--- Begin Information given ---

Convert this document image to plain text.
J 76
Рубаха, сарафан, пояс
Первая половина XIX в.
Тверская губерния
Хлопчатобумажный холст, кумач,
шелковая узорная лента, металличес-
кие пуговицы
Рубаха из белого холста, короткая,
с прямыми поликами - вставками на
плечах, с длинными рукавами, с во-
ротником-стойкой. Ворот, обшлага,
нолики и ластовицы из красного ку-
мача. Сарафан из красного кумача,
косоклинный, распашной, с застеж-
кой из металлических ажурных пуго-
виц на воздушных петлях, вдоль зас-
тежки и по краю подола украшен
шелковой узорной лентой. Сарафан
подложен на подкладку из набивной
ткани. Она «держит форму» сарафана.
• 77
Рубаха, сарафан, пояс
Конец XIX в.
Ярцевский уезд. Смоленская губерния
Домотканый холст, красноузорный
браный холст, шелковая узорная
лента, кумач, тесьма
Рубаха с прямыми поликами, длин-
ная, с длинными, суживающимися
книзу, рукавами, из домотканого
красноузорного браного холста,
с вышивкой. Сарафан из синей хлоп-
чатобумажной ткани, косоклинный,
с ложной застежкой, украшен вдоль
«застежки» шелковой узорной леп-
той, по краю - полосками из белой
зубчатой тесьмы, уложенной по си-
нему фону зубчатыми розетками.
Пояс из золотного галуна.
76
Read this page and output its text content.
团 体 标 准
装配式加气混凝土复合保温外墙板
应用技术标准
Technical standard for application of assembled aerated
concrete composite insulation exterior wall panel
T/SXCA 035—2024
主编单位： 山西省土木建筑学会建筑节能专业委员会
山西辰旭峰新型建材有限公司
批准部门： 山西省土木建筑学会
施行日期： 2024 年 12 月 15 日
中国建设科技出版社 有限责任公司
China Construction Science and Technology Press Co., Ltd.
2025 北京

--- End Information given ---

Your objective
Above are some records; extract every one of them exactly.

Solution
Convert this document image to plain text.
J 76
Рубаха, сарафан, пояс
Первая половина XIX в.
Тверская губерния
Хлопчатобумажный холст, кумач,
шелковая узорная лента, металличес-
кие пуговицы
Рубаха из белого холста, короткая,
с прямыми поликами - вставками на
плечах, с длинными рукавами, с во-
ротником-стойкой. Ворот, обшлага,
нолики и ластовицы из красного ку-
мача. Сарафан из красного кумача,
косоклинный, распашной, с застеж-
кой из металлических ажурных пуго-
виц на воздушных петлях, вдоль зас-
тежки и по краю подола украшен
шелковой узорной лентой. Сарафан
подложен на подкладку из набивной
ткани. Она «держит форму» сарафана.
• 77
Рубаха, сарафан, пояс
Конец XIX в.
Ярцевский уезд. Смоленская губерния
Домотканый холст, красноузорный
браный холст, шелковая узорная
лента, кумач, тесьма
Рубаха с прямыми поликами, длин-
ная, с длинными, суживающимися
книзу, рукавами, из домотканого
красноузорного браного холста,
с вышивкой. Сарафан из синей хлоп-
чатобумажной ткани, косоклинный,
с ложной застежкой, украшен вдоль
«застежки» шелковой узорной леп-
той, по краю - полосками из белой
зубчатой тесьмы, уложенной по си-
нему фону зубчатыми розетками.
Пояс из золотного галуна.
76
Read this page and output its text content.
团 体 标 准
装配式加气混凝土复合保温外墙板
应用技术标准
Technical standard for application of assembled aerated
concrete composite insulation exterior wall panel
T/SXCA 035—2024
主编单位： 山西省土木建筑学会建筑节能专业委员会
山西辰旭峰新型建材有限公司
批准部门： 山西省土木建筑学会
施行日期： 2024 年 12 月 15 日
中国建设科技出版社 有限责任公司
China Construction Science and Technology Press Co., Ltd.
2025 北京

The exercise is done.